DIRECTION A: Decide whether each statement agrees with the boating forum post, answering yes or no and quoting the words from the post that settle it: (i) The writer headed up river from Windsor alone. (ii) The writer had a vest on when jumping in after the dog. (iii) The husband was about 50 yards down river.
DIRECTION B: Print the listing from its first line through the line containing "500, 178, 525]", both included, with nothing changed.

EXTRACTED TEXT:
◇ ◇ ◇

This is from another boating forum I am on. Pretty interesting read.

At a moments notice **** can take a turn and get serious real fast.

I took the Cougar up river this morning solo from Windsor, usually when I do this I just zip up to the no-wake line at the gorge and come back. Today for some reason I thought I'd go further up and get lunch at Pirates. After lunch I did another odd thing I never do and went up river, no flat water to have fun with a bunch of people pulling kids and stuff, quite a few people on the water for a Tuesday. After a few miles I was just getting ready to turn back when I saw a lady clinging to the reeds on the AZ side waving me down frantically, I shut down and turned toward her. She was clinging to a large dog, the dog was paddling frantically to keep them both afloat. As I get closer she yells that her husband is drowning and point down river to help him. He is about 50 yards down floating fast in the river, he looks like he is really struggling to stay above water. I keep going toward him, he is non verbal at this point, I throw him a vest and he grabs it. I look back toward her and her dog is done, she lets go and starts to go down. I go back to her and I can't find another vest within reach or my throwable, but she is close enough to grab my swim platform. Her dog Is now floating down river about even with me in the boat, so I jump in (no vest on) to get the dog, I pull the dog up and try to swim back to the boat with him but he is killing me, I had to let him go and get back to the boat, kind of half swimming and pushing him every other stroke.

◇ ◇ ◇

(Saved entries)
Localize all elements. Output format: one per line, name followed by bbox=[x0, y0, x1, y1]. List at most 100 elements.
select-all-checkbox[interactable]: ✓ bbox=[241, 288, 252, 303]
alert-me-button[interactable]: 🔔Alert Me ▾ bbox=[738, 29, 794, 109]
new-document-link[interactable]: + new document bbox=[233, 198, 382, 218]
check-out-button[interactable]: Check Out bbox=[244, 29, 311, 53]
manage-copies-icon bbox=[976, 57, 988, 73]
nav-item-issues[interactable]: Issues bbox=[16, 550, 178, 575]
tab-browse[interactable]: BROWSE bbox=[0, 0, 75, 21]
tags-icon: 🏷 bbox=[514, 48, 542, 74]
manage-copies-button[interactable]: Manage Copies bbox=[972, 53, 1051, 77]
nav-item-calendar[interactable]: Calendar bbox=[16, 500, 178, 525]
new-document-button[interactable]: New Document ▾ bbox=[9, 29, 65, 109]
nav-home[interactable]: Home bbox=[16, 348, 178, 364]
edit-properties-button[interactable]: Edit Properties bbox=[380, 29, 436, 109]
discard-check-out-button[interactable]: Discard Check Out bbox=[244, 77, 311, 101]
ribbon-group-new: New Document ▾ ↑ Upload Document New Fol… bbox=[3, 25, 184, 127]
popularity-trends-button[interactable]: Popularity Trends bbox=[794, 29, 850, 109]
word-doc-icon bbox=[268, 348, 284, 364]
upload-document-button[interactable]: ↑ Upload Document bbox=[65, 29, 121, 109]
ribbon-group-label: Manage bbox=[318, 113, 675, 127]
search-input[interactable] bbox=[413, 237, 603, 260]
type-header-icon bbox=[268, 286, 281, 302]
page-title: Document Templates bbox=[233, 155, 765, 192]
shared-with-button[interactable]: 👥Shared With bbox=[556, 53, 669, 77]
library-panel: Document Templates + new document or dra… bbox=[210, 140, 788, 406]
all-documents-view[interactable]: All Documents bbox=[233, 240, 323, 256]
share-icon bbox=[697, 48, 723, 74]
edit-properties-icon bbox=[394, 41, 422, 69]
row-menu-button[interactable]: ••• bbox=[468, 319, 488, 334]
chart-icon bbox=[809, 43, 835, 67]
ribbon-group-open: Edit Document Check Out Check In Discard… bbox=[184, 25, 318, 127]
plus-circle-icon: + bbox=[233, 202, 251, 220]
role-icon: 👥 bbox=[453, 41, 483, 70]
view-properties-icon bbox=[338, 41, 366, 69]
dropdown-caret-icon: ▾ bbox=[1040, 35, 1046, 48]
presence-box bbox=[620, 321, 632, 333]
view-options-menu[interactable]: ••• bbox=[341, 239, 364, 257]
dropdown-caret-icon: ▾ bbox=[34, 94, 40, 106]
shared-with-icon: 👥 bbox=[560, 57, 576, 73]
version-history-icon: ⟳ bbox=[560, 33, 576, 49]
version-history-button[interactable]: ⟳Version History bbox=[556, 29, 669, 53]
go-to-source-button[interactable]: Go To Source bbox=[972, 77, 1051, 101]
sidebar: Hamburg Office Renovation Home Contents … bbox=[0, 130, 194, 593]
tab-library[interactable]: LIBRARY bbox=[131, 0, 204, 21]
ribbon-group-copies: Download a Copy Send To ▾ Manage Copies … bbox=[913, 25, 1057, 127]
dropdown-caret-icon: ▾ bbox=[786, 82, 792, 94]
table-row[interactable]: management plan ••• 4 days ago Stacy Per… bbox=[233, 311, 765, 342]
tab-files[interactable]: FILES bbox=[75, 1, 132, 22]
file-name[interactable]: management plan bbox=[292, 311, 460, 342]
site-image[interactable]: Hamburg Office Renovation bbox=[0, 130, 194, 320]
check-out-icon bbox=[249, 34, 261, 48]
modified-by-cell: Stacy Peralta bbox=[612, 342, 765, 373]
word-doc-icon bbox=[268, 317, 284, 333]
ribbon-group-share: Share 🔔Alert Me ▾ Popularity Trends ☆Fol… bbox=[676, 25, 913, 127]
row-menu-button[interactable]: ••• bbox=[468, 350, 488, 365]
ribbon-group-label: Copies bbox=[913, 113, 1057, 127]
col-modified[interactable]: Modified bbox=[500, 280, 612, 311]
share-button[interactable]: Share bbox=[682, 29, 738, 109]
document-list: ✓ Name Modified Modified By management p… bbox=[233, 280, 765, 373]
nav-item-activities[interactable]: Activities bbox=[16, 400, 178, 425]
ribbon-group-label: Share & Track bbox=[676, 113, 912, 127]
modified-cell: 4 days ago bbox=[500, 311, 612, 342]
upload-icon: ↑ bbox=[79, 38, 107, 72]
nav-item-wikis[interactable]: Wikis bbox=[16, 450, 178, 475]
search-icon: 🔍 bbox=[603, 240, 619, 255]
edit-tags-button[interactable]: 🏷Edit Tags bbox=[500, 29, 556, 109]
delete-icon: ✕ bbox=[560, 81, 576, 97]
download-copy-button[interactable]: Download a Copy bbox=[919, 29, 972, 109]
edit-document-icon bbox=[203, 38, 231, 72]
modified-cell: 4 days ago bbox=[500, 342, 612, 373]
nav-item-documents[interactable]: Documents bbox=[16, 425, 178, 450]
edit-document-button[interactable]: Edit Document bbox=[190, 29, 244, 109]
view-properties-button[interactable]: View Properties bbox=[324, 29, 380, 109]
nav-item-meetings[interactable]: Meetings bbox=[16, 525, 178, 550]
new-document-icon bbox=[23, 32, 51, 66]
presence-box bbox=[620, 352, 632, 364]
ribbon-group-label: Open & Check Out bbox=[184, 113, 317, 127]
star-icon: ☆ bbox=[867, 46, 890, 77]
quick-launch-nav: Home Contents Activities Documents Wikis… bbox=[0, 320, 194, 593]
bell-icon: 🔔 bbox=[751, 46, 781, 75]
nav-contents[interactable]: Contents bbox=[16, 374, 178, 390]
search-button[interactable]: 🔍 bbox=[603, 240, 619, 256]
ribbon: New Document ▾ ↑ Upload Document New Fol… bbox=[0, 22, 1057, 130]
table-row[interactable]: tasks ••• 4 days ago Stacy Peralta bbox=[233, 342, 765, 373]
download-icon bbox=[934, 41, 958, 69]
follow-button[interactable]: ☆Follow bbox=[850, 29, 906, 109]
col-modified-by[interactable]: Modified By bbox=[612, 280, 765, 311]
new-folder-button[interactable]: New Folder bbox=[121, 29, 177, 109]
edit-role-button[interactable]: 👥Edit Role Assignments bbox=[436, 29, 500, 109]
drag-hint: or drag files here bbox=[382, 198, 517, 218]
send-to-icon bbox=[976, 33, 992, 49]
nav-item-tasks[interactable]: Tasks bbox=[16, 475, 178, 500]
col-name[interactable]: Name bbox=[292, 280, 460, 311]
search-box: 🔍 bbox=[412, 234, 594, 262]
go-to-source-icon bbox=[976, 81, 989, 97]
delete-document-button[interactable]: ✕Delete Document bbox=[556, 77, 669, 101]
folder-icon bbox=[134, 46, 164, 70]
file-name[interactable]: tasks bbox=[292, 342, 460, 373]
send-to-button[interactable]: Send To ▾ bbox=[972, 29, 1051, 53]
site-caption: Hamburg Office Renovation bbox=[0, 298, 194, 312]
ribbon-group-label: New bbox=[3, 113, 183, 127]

◇ ◇ ◇

FULL OUTPUT A:
(i) Yes: "I took the Cougar up river this morning solo from Windsor"
(ii) No: "so I jump in (no vest on) to get the dog"
(iii) Yes: "He is about 50 yards down floating fast in the river"

FULL OUTPUT B:
Localize all elements. Output format: one per line, name followed by bbox=[x0, y0, x1, y1]. List at most 100 elements.
select-all-checkbox[interactable]: ✓ bbox=[241, 288, 252, 303]
alert-me-button[interactable]: 🔔Alert Me ▾ bbox=[738, 29, 794, 109]
new-document-link[interactable]: + new document bbox=[233, 198, 382, 218]
check-out-button[interactable]: Check Out bbox=[244, 29, 311, 53]
manage-copies-icon bbox=[976, 57, 988, 73]
nav-item-issues[interactable]: Issues bbox=[16, 550, 178, 575]
tab-browse[interactable]: BROWSE bbox=[0, 0, 75, 21]
tags-icon: 🏷 bbox=[514, 48, 542, 74]
manage-copies-button[interactable]: Manage Copies bbox=[972, 53, 1051, 77]
nav-item-calendar[interactable]: Calendar bbox=[16, 500, 178, 525]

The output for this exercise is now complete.